(What you have to do) Say how many lines hold the string "name"; please write nothing but the number.

(Dataset rows)
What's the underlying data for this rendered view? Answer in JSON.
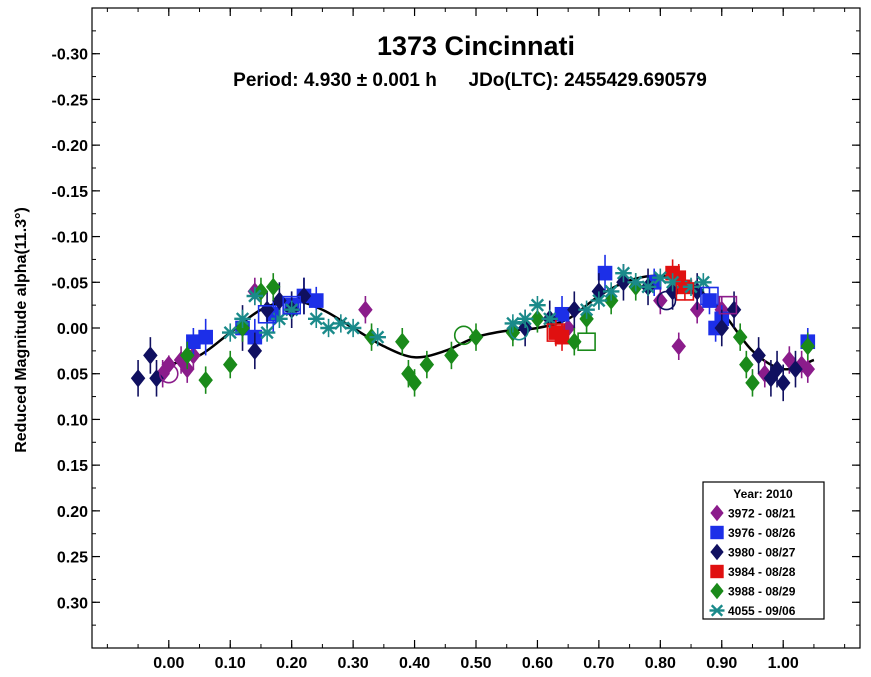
{
  "chart_data": {
    "type": "scatter",
    "title": "1373 Cincinnati",
    "subtitle": "Period: 4.930 ± 0.001 h      JDo(LTC): 2455429.690579",
    "xlabel": "",
    "ylabel": "Reduced Magnitude alpha(11.3°)",
    "xlim": [
      -0.125,
      1.125
    ],
    "ylim": [
      -0.35,
      0.35
    ],
    "y_inverted": true,
    "x_ticks": [
      "0.00",
      "0.10",
      "0.20",
      "0.30",
      "0.40",
      "0.50",
      "0.60",
      "0.70",
      "0.80",
      "0.90",
      "1.00"
    ],
    "x_tick_values": [
      0,
      0.1,
      0.2,
      0.3,
      0.4,
      0.5,
      0.6,
      0.7,
      0.8,
      0.9,
      1.0
    ],
    "y_ticks": [
      "-0.30",
      "-0.25",
      "-0.20",
      "-0.15",
      "-0.10",
      "-0.05",
      "0.00",
      "0.05",
      "0.10",
      "0.15",
      "0.20",
      "0.25",
      "0.30"
    ],
    "y_tick_values": [
      -0.3,
      -0.25,
      -0.2,
      -0.15,
      -0.1,
      -0.05,
      0,
      0.05,
      0.1,
      0.15,
      0.2,
      0.25,
      0.3
    ],
    "grid": false,
    "legend": {
      "placement": "bottom-right",
      "title": "Year: 2010",
      "entries": [
        "3972 - 08/21",
        "3976 - 08/26",
        "3980 - 08/27",
        "3984 - 08/28",
        "3988 - 08/29",
        "4055 - 09/06"
      ]
    },
    "fit_curve": {
      "x": [
        0.0,
        0.05,
        0.1,
        0.15,
        0.2,
        0.25,
        0.3,
        0.35,
        0.4,
        0.45,
        0.5,
        0.55,
        0.6,
        0.65,
        0.7,
        0.75,
        0.8,
        0.85,
        0.9,
        0.95,
        1.0,
        1.05
      ],
      "y": [
        0.04,
        0.03,
        0.005,
        -0.02,
        -0.03,
        -0.02,
        0.0,
        0.02,
        0.032,
        0.025,
        0.01,
        0.003,
        0.0,
        -0.01,
        -0.035,
        -0.052,
        -0.057,
        -0.048,
        -0.018,
        0.025,
        0.045,
        0.035
      ]
    },
    "series": [
      {
        "name": "3972 - 08/21",
        "color": "#8b1c8b",
        "marker": "diamond",
        "x": [
          -0.01,
          0.0,
          0.02,
          0.03,
          0.04,
          0.14,
          0.32,
          0.65,
          0.8,
          0.83,
          0.86,
          0.9,
          0.97,
          1.01,
          1.03,
          1.04
        ],
        "y": [
          0.05,
          0.04,
          0.035,
          0.045,
          0.03,
          -0.04,
          -0.02,
          0.0,
          -0.03,
          0.02,
          -0.02,
          -0.02,
          0.05,
          0.035,
          0.04,
          0.045
        ],
        "err": [
          0.015,
          0.01,
          0.015,
          0.015,
          0.015,
          0.015,
          0.015,
          0.015,
          0.015,
          0.015,
          0.015,
          0.015,
          0.015,
          0.015,
          0.015,
          0.015
        ]
      },
      {
        "name": "3976 - 08/26",
        "color": "#1c2fe8",
        "marker": "square",
        "x": [
          0.04,
          0.06,
          0.12,
          0.14,
          0.17,
          0.2,
          0.22,
          0.24,
          0.64,
          0.71,
          0.79,
          0.88,
          0.89,
          0.9,
          1.04
        ],
        "y": [
          0.015,
          0.01,
          0.0,
          0.01,
          -0.015,
          -0.025,
          -0.035,
          -0.03,
          -0.015,
          -0.06,
          -0.05,
          -0.03,
          0.0,
          -0.01,
          0.015
        ],
        "err": [
          0.015,
          0.02,
          0.015,
          0.02,
          0.02,
          0.015,
          0.02,
          0.015,
          0.02,
          0.02,
          0.015,
          0.015,
          0.015,
          0.015,
          0.015
        ]
      },
      {
        "name": "3980 - 08/27",
        "color": "#101060",
        "marker": "diamond",
        "x": [
          -0.05,
          -0.03,
          -0.02,
          0.12,
          0.14,
          0.16,
          0.18,
          0.2,
          0.22,
          0.58,
          0.62,
          0.66,
          0.7,
          0.74,
          0.78,
          0.82,
          0.86,
          0.9,
          0.92,
          0.96,
          0.98,
          0.99,
          1.0,
          1.02
        ],
        "y": [
          0.055,
          0.03,
          0.055,
          0.0,
          0.025,
          -0.02,
          -0.03,
          -0.02,
          -0.035,
          0.0,
          -0.01,
          -0.02,
          -0.04,
          -0.05,
          -0.045,
          -0.04,
          -0.04,
          0.0,
          -0.02,
          0.03,
          0.055,
          0.045,
          0.06,
          0.045
        ],
        "err": [
          0.02,
          0.02,
          0.02,
          0.025,
          0.02,
          0.02,
          0.02,
          0.02,
          0.02,
          0.02,
          0.02,
          0.02,
          0.02,
          0.02,
          0.02,
          0.02,
          0.02,
          0.02,
          0.02,
          0.02,
          0.02,
          0.02,
          0.02,
          0.02
        ]
      },
      {
        "name": "3984 - 08/28",
        "color": "#e01010",
        "marker": "square",
        "x": [
          0.63,
          0.64,
          0.82,
          0.83,
          0.84
        ],
        "y": [
          0.005,
          0.01,
          -0.06,
          -0.055,
          -0.045
        ],
        "err": [
          0.015,
          0.015,
          0.015,
          0.015,
          0.015
        ]
      },
      {
        "name": "3988 - 08/29",
        "color": "#1a8a1a",
        "marker": "diamond",
        "x": [
          0.03,
          0.06,
          0.1,
          0.12,
          0.15,
          0.17,
          0.33,
          0.38,
          0.39,
          0.4,
          0.42,
          0.46,
          0.5,
          0.56,
          0.6,
          0.66,
          0.68,
          0.72,
          0.76,
          0.93,
          0.94,
          0.95,
          1.04
        ],
        "y": [
          0.03,
          0.057,
          0.04,
          0.0,
          -0.04,
          -0.045,
          0.01,
          0.015,
          0.05,
          0.06,
          0.04,
          0.03,
          0.01,
          0.005,
          -0.01,
          0.015,
          -0.01,
          -0.03,
          -0.045,
          0.01,
          0.04,
          0.06,
          0.02
        ],
        "err": [
          0.015,
          0.015,
          0.015,
          0.015,
          0.015,
          0.015,
          0.015,
          0.015,
          0.015,
          0.015,
          0.015,
          0.015,
          0.015,
          0.015,
          0.015,
          0.015,
          0.015,
          0.015,
          0.015,
          0.015,
          0.015,
          0.015,
          0.015
        ]
      },
      {
        "name": "4055 - 09/06",
        "color": "#1a8a8a",
        "marker": "asterisk",
        "x": [
          0.1,
          0.12,
          0.14,
          0.16,
          0.18,
          0.2,
          0.24,
          0.26,
          0.28,
          0.3,
          0.34,
          0.56,
          0.58,
          0.6,
          0.62,
          0.68,
          0.7,
          0.72,
          0.74,
          0.76,
          0.78,
          0.8,
          0.82,
          0.85,
          0.87
        ],
        "y": [
          0.005,
          -0.01,
          -0.035,
          0.005,
          -0.01,
          -0.02,
          -0.01,
          0.0,
          -0.005,
          0.0,
          0.01,
          -0.005,
          -0.01,
          -0.025,
          -0.01,
          -0.02,
          -0.03,
          -0.04,
          -0.06,
          -0.05,
          -0.045,
          -0.055,
          -0.05,
          -0.045,
          -0.05
        ],
        "err": [
          0.01,
          0.01,
          0.01,
          0.01,
          0.01,
          0.01,
          0.01,
          0.01,
          0.01,
          0.01,
          0.01,
          0.01,
          0.01,
          0.01,
          0.01,
          0.01,
          0.01,
          0.01,
          0.01,
          0.01,
          0.01,
          0.01,
          0.01,
          0.01,
          0.01
        ]
      }
    ],
    "highlight_markers": [
      {
        "series": "3972 - 08/21",
        "shape": "circle",
        "x": 0.0,
        "y": 0.05
      },
      {
        "series": "3976 - 08/26",
        "shape": "square",
        "x": 0.16,
        "y": -0.015
      },
      {
        "series": "3976 - 08/26",
        "shape": "square",
        "x": 0.2,
        "y": -0.025
      },
      {
        "series": "3976 - 08/26",
        "shape": "square",
        "x": 0.88,
        "y": -0.035
      },
      {
        "series": "3972 - 08/21",
        "shape": "square",
        "x": 0.91,
        "y": -0.025
      },
      {
        "series": "3984 - 08/28",
        "shape": "square",
        "x": 0.63,
        "y": 0.005
      },
      {
        "series": "3984 - 08/28",
        "shape": "square",
        "x": 0.84,
        "y": -0.04
      },
      {
        "series": "3988 - 08/29",
        "shape": "square",
        "x": 0.68,
        "y": 0.015
      },
      {
        "series": "3988 - 08/29",
        "shape": "circle",
        "x": 0.48,
        "y": 0.008
      },
      {
        "series": "4055 - 09/06",
        "shape": "circle",
        "x": 0.57,
        "y": 0.003
      },
      {
        "series": "3980 - 08/27",
        "shape": "circle",
        "x": 0.81,
        "y": -0.03
      }
    ]
  }
}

(Output of the task) 6